◆ **Given task**
Return all lines in the material below that contain "Current".

•••••

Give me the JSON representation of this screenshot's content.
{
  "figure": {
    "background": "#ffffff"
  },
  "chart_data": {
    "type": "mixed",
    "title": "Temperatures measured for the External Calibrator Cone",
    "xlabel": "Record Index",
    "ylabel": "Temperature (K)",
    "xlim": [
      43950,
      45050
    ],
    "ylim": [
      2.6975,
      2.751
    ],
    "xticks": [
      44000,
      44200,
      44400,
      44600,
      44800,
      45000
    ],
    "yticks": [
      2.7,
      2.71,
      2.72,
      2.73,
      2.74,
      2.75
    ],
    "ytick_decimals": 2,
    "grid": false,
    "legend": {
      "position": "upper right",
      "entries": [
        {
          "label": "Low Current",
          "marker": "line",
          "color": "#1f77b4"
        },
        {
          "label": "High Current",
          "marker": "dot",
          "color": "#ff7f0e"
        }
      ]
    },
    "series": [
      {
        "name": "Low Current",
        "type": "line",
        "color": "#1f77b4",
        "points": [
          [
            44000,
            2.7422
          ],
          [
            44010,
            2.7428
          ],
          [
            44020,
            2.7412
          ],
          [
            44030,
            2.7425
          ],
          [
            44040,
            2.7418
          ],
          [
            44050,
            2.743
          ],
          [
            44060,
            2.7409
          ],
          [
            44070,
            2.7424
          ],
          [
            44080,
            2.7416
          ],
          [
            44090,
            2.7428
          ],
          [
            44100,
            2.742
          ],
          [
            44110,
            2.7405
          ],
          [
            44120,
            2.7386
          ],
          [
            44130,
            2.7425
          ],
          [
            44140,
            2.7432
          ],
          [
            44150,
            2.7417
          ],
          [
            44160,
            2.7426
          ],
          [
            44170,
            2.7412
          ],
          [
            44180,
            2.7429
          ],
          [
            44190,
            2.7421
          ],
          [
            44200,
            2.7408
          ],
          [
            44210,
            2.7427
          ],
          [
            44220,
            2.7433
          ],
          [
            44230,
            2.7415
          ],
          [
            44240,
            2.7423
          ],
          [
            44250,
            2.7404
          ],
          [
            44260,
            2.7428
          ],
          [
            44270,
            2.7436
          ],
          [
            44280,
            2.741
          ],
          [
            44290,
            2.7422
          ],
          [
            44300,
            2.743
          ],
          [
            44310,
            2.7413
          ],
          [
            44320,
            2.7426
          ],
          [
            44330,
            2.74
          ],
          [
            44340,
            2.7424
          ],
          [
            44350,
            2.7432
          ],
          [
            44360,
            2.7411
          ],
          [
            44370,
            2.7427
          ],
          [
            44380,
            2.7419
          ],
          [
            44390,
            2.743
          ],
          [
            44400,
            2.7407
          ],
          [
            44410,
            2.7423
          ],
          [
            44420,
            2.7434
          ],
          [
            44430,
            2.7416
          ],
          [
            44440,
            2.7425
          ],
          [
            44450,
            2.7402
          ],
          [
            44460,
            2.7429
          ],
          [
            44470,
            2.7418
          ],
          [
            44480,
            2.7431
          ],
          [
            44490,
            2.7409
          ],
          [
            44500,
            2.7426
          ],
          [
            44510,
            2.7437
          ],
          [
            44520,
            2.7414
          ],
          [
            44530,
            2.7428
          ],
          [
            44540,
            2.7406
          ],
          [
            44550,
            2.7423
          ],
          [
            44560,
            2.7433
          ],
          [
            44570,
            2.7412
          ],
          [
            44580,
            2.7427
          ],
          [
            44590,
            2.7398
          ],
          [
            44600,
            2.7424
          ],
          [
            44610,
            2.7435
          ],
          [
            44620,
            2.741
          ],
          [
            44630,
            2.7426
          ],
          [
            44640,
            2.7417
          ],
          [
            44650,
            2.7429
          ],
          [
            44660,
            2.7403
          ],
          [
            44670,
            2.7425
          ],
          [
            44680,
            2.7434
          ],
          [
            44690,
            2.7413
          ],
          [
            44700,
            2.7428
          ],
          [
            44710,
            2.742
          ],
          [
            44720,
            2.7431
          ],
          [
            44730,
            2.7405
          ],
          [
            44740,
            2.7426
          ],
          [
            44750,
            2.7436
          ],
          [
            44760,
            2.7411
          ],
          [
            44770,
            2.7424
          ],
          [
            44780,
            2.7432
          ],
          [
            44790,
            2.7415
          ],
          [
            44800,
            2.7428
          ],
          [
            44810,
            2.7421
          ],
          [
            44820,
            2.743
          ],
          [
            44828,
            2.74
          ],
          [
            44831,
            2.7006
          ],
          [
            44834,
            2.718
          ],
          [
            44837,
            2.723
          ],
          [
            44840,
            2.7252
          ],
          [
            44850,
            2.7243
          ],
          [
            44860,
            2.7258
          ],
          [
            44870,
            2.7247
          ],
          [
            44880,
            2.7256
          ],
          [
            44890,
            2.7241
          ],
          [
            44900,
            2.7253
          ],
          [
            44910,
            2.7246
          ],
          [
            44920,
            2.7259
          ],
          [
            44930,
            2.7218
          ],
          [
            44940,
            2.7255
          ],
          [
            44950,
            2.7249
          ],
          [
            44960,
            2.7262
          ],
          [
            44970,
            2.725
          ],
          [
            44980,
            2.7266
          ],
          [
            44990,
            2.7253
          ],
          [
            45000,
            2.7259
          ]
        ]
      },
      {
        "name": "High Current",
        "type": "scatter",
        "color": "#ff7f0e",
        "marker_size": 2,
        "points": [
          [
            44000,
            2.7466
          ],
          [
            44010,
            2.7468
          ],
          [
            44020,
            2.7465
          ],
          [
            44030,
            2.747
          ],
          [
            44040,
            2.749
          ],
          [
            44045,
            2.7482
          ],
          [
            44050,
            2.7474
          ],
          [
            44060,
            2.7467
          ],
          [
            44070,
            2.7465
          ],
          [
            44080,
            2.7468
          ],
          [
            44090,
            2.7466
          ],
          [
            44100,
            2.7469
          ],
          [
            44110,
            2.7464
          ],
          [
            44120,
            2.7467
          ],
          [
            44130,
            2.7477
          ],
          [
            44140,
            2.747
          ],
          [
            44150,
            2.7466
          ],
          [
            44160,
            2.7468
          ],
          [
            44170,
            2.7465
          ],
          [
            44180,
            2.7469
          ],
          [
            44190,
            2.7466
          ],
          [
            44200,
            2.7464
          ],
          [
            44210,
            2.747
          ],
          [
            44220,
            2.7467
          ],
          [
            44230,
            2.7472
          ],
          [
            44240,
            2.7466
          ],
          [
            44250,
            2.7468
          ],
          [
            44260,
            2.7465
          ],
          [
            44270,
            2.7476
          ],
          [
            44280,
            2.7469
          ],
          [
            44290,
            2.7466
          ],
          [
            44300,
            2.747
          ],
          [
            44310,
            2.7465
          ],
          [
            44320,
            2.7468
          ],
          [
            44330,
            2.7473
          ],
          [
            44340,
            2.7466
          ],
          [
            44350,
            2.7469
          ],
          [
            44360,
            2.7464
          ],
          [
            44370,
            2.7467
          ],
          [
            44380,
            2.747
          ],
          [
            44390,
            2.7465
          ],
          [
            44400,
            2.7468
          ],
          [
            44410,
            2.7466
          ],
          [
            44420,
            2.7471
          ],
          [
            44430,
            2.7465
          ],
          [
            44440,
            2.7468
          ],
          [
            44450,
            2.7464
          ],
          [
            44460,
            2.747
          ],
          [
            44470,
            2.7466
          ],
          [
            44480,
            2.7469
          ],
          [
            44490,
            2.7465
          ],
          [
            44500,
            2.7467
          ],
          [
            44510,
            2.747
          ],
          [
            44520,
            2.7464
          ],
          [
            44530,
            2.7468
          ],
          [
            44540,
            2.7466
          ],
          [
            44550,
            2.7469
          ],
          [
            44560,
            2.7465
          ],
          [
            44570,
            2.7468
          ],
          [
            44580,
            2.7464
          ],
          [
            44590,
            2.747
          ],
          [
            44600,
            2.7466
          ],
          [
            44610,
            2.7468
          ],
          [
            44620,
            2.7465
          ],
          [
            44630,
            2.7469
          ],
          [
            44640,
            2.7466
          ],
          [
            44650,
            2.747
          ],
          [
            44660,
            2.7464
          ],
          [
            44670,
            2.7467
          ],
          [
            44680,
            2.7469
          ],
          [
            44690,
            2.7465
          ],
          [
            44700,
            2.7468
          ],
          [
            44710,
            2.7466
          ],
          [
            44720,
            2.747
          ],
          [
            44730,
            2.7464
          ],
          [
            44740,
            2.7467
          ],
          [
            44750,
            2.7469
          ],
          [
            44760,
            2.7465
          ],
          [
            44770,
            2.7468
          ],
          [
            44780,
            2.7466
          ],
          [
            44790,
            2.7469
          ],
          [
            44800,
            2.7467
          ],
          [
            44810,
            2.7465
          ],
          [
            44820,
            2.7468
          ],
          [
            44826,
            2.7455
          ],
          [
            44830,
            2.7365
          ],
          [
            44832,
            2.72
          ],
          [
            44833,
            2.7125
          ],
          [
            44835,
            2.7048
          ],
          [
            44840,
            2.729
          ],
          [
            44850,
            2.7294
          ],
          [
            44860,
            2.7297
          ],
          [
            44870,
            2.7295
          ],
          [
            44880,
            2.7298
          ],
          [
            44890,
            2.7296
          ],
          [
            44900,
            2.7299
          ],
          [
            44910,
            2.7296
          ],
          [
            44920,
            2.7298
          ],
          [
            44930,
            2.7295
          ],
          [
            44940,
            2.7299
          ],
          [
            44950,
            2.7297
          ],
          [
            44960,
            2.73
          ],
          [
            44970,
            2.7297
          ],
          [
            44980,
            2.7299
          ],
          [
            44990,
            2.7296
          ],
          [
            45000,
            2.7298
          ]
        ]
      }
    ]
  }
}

•••••

◆ **Result of this task**
          "label": "Low Current",
          "label": "High Current",
        "name": "Low Current",
        "name": "High Current",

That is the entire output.